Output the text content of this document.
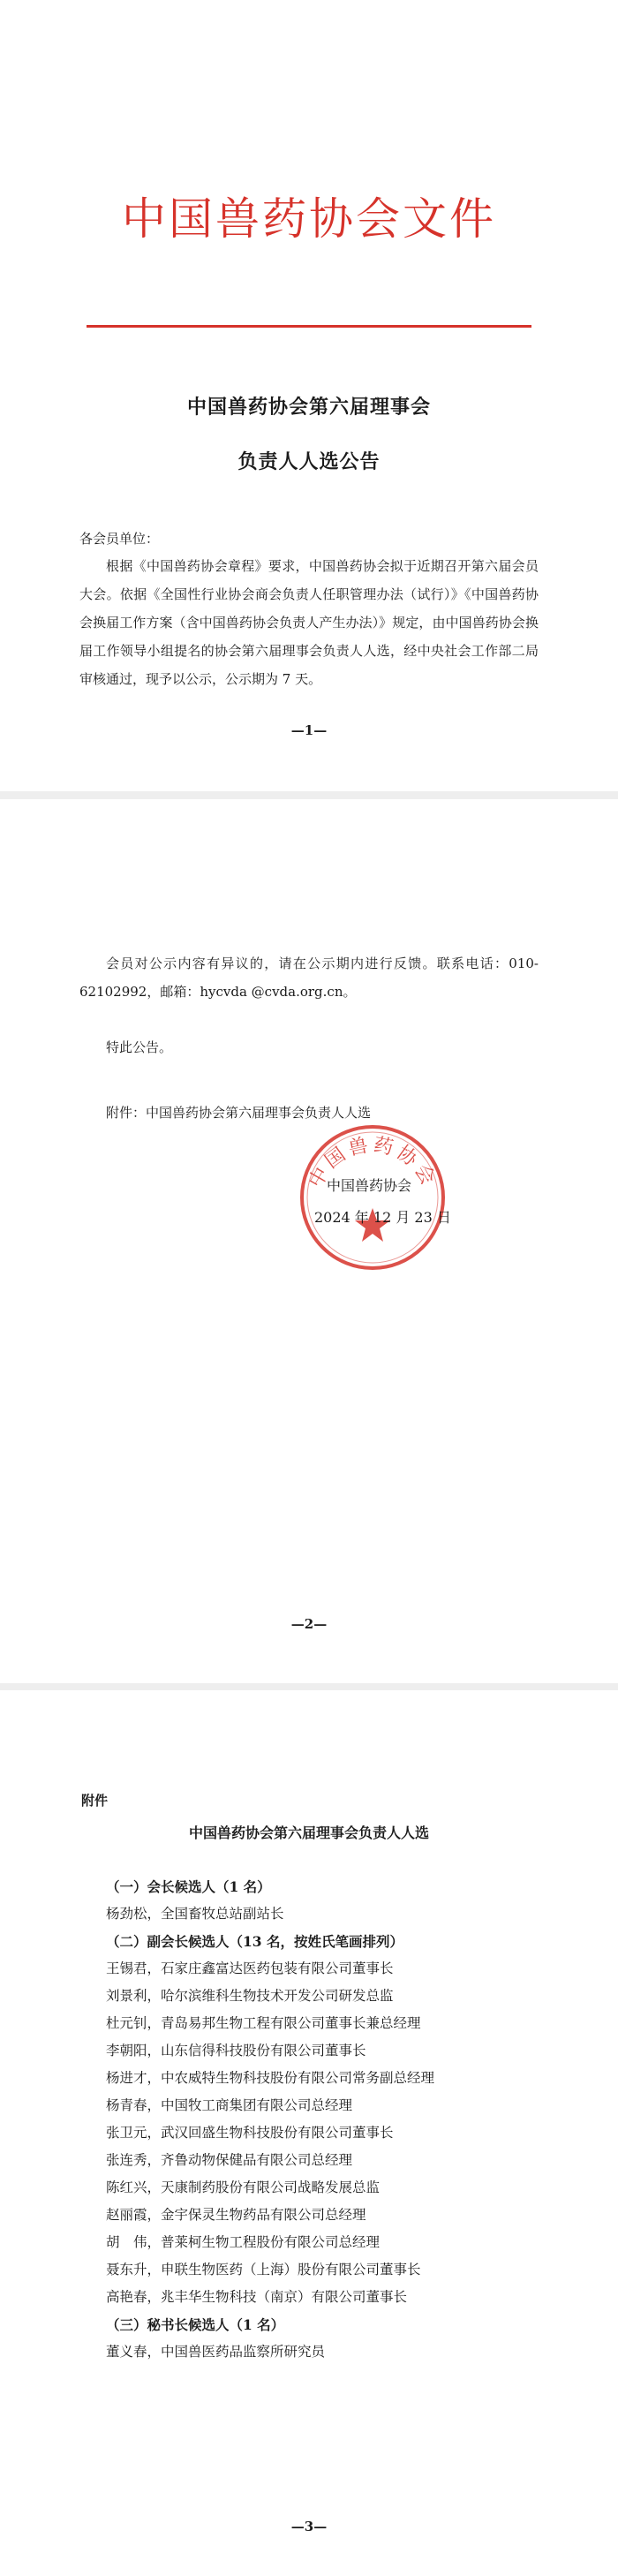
中国兽药协会文件
中国兽药协会第六届理事会
负责人人选公告
各会员单位：
根据《中国兽药协会章程》要求，中国兽药协会拟于近期召开第六届会员大会。依据《全国性行业协会商会负责人任职管理办法（试行）》《中国兽药协会换届工作方案（含中国兽药协会负责人产生办法）》规定，由中国兽药协会换届工作领导小组提名的协会第六届理事会负责人人选，经中央社会工作部二局审核通过，现予以公示，公示期为 7 天。
—1—
会员对公示内容有异议的，请在公示期内进行反馈。联系电话：010-62102992，邮箱：hycvda @cvda.org.cn。
特此公告。
附件：中国兽药协会第六届理事会负责人人选
中国兽药协会
中国兽药协会
2024 年 12 月 23 日
—2—
附件
中国兽药协会第六届理事会负责人人选
（一）会长候选人（1 名）
杨劲松，全国畜牧总站副站长
（二）副会长候选人（13 名，按姓氏笔画排列）
王锡君，石家庄鑫富达医药包装有限公司董事长
刘景利，哈尔滨维科生物技术开发公司研发总监
杜元钊，青岛易邦生物工程有限公司董事长兼总经理
李朝阳，山东信得科技股份有限公司董事长
杨进才，中农威特生物科技股份有限公司常务副总经理
杨青春，中国牧工商集团有限公司总经理
张卫元，武汉回盛生物科技股份有限公司董事长
张连秀，齐鲁动物保健品有限公司总经理
陈红兴，天康制药股份有限公司战略发展总监
赵丽霞，金宇保灵生物药品有限公司总经理
胡　伟，普莱柯生物工程股份有限公司总经理
聂东升，申联生物医药（上海）股份有限公司董事长
高艳春，兆丰华生物科技（南京）有限公司董事长
（三）秘书长候选人（1 名）
董义春，中国兽医药品监察所研究员
—3—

Exercise objective:
Copy the material above exactly and drop the pictures.

Output of the task:
Output the text content of this document.
中国兽药协会文件
中国兽药协会第六届理事会
负责人人选公告
各会员单位：
根据《中国兽药协会章程》要求，中国兽药协会拟于近期召开第六届会员大会。依据《全国性行业协会商会负责人任职管理办法（试行）》《中国兽药协会换届工作方案（含中国兽药协会负责人产生办法）》规定，由中国兽药协会换届工作领导小组提名的协会第六届理事会负责人人选，经中央社会工作部二局审核通过，现予以公示，公示期为 7 天。
—1—
会员对公示内容有异议的，请在公示期内进行反馈。联系电话：010-62102992，邮箱：hycvda @cvda.org.cn。
特此公告。
附件：中国兽药协会第六届理事会负责人人选
中国兽药协会
中国兽药协会
2024 年 12 月 23 日
—2—
附件
中国兽药协会第六届理事会负责人人选
（一）会长候选人（1 名）
杨劲松，全国畜牧总站副站长
（二）副会长候选人（13 名，按姓氏笔画排列）
王锡君，石家庄鑫富达医药包装有限公司董事长
刘景利，哈尔滨维科生物技术开发公司研发总监
杜元钊，青岛易邦生物工程有限公司董事长兼总经理
李朝阳，山东信得科技股份有限公司董事长
杨进才，中农威特生物科技股份有限公司常务副总经理
杨青春，中国牧工商集团有限公司总经理
张卫元，武汉回盛生物科技股份有限公司董事长
张连秀，齐鲁动物保健品有限公司总经理
陈红兴，天康制药股份有限公司战略发展总监
赵丽霞，金宇保灵生物药品有限公司总经理
胡　伟，普莱柯生物工程股份有限公司总经理
聂东升，申联生物医药（上海）股份有限公司董事长
高艳春，兆丰华生物科技（南京）有限公司董事长
（三）秘书长候选人（1 名）
董义春，中国兽医药品监察所研究员
—3—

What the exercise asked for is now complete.